Record extracts:
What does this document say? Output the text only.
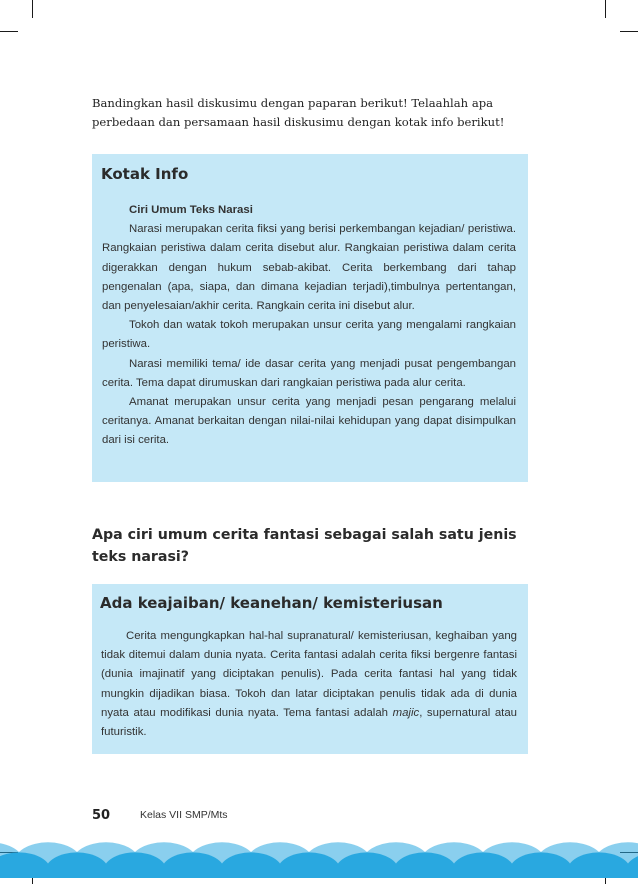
Bandingkan hasil diskusimu dengan paparan berikut! Telaahlah apa perbedaan dan persamaan hasil diskusimu dengan kotak info berikut!

Kotak Info

Ciri Umum Teks Narasi

Narasi merupakan cerita fiksi yang berisi perkembangan kejadian/ peristiwa. Rangkaian peristiwa dalam cerita disebut alur. Rangkaian peristiwa dalam cerita digerakkan dengan hukum sebab-akibat. Cerita berkembang dari tahap pengenalan (apa, siapa, dan dimana kejadian terjadi),timbulnya pertentangan, dan penyelesaian/akhir cerita. Rangkain cerita ini disebut alur.

Tokoh dan watak tokoh merupakan unsur cerita yang mengalami rangkaian peristiwa.

Narasi memiliki tema/ ide dasar cerita yang menjadi pusat pengembangan cerita. Tema dapat dirumuskan dari rangkaian peristiwa pada alur cerita.

Amanat merupakan unsur cerita yang menjadi pesan pengarang melalui ceritanya. Amanat berkaitan dengan nilai-nilai kehidupan yang dapat disimpulkan dari isi cerita.

Apa ciri umum cerita fantasi sebagai salah satu jenis teks narasi?
Ada keajaiban/ keanehan/ kemisteriusan

Cerita mengungkapkan hal-hal supranatural/ kemisteriusan, keghaiban yang tidak ditemui dalam dunia nyata. Cerita fantasi adalah cerita fiksi bergenre fantasi (dunia imajinatif yang diciptakan penulis). Pada cerita fantasi hal yang tidak mungkin dijadikan biasa. Tokoh dan latar diciptakan penulis tidak ada di dunia nyata atau modifikasi dunia nyata. Tema fantasi adalah majic, supernatural atau futuristik.

50	Kelas VII SMP/Mts
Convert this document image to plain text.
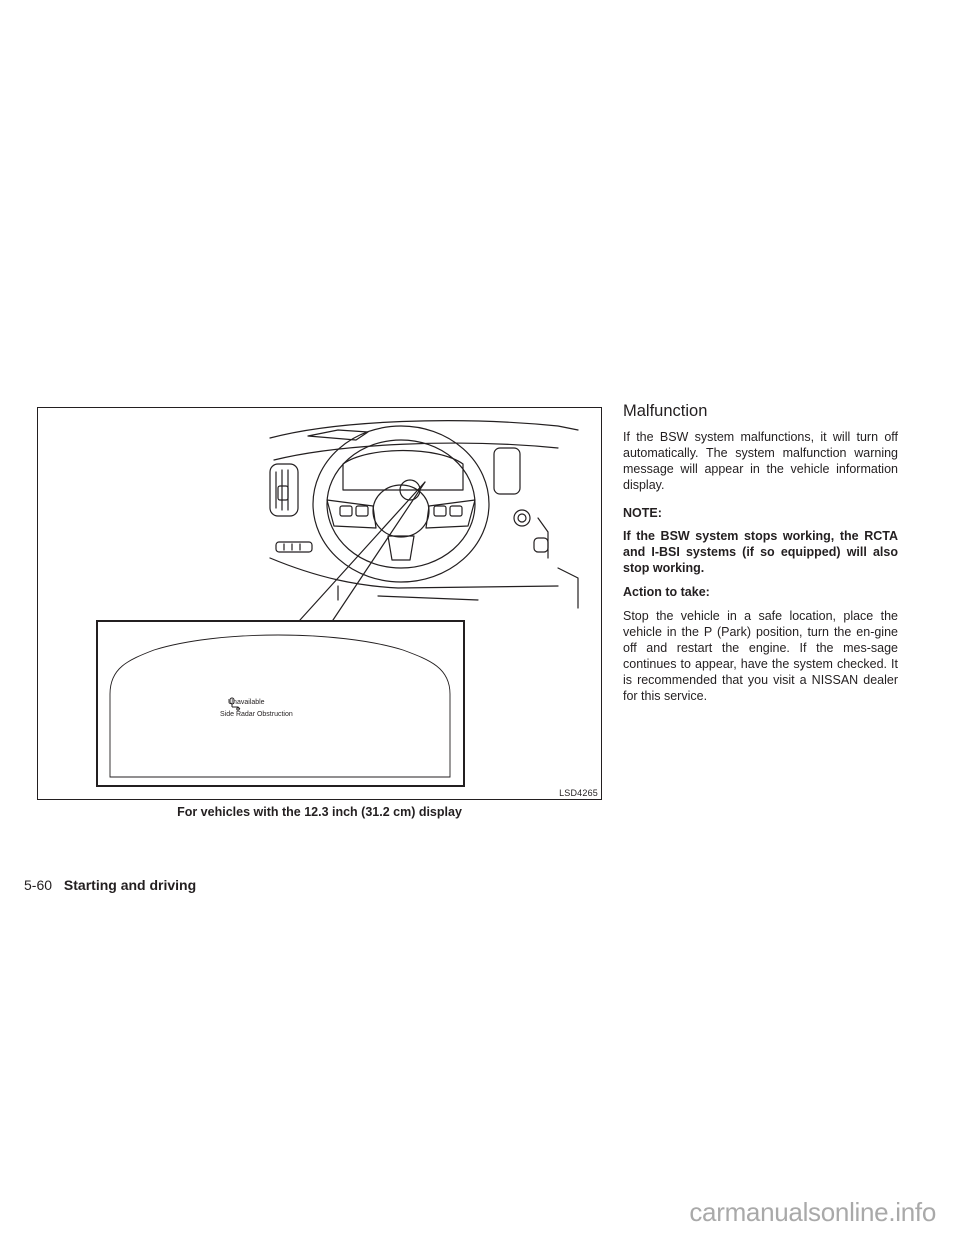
Unavailable
Side Radar Obstruction
LSD4265
For vehicles with the 12.3 inch (31.2 cm) display
Malfunction

If the BSW system malfunctions, it will turn off automatically. The system malfunction warning message will appear in the vehicle information display.

NOTE:

If the BSW system stops working, the RCTA and I-BSI systems (if so equipped) will also stop working.

Action to take:

Stop the vehicle in a safe location, place the vehicle in the P (Park) position, turn the en-gine off and restart the engine. If the mes-sage continues to appear, have the system checked. It is recommended that you visit a NISSAN dealer for this service.

5-60 Starting and driving
carmanualsonline.info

What is asked:
Transcribe all the data word for word; the images stay out.

Written answer:
What does this document say? Output the text only.
Bandingkan hasil diskusimu dengan paparan berikut! Telaahlah apa perbedaan dan persamaan hasil diskusimu dengan kotak info berikut!

Kotak Info

Ciri Umum Teks Narasi

Narasi merupakan cerita fiksi yang berisi perkembangan kejadian/ peristiwa. Rangkaian peristiwa dalam cerita disebut alur. Rangkaian peristiwa dalam cerita digerakkan dengan hukum sebab-akibat. Cerita berkembang dari tahap pengenalan (apa, siapa, dan dimana kejadian terjadi),timbulnya pertentangan, dan penyelesaian/akhir cerita. Rangkain cerita ini disebut alur.

Tokoh dan watak tokoh merupakan unsur cerita yang mengalami rangkaian peristiwa.

Narasi memiliki tema/ ide dasar cerita yang menjadi pusat pengembangan cerita. Tema dapat dirumuskan dari rangkaian peristiwa pada alur cerita.

Amanat merupakan unsur cerita yang menjadi pesan pengarang melalui ceritanya. Amanat berkaitan dengan nilai-nilai kehidupan yang dapat disimpulkan dari isi cerita.

Apa ciri umum cerita fantasi sebagai salah satu jenis teks narasi?
Ada keajaiban/ keanehan/ kemisteriusan

Cerita mengungkapkan hal-hal supranatural/ kemisteriusan, keghaiban yang tidak ditemui dalam dunia nyata. Cerita fantasi adalah cerita fiksi bergenre fantasi (dunia imajinatif yang diciptakan penulis). Pada cerita fantasi hal yang tidak mungkin dijadikan biasa. Tokoh dan latar diciptakan penulis tidak ada di dunia nyata atau modifikasi dunia nyata. Tema fantasi adalah majic, supernatural atau futuristik.

50	Kelas VII SMP/Mts
Convert this document image to plain text.
Unavailable
Side Radar Obstruction
LSD4265
For vehicles with the 12.3 inch (31.2 cm) display
Malfunction

If the BSW system malfunctions, it will turn off automatically. The system malfunction warning message will appear in the vehicle information display.

NOTE:

If the BSW system stops working, the RCTA and I-BSI systems (if so equipped) will also stop working.

Action to take:

Stop the vehicle in a safe location, place the vehicle in the P (Park) position, turn the en-gine off and restart the engine. If the mes-sage continues to appear, have the system checked. It is recommended that you visit a NISSAN dealer for this service.

5-60 Starting and driving
carmanualsonline.info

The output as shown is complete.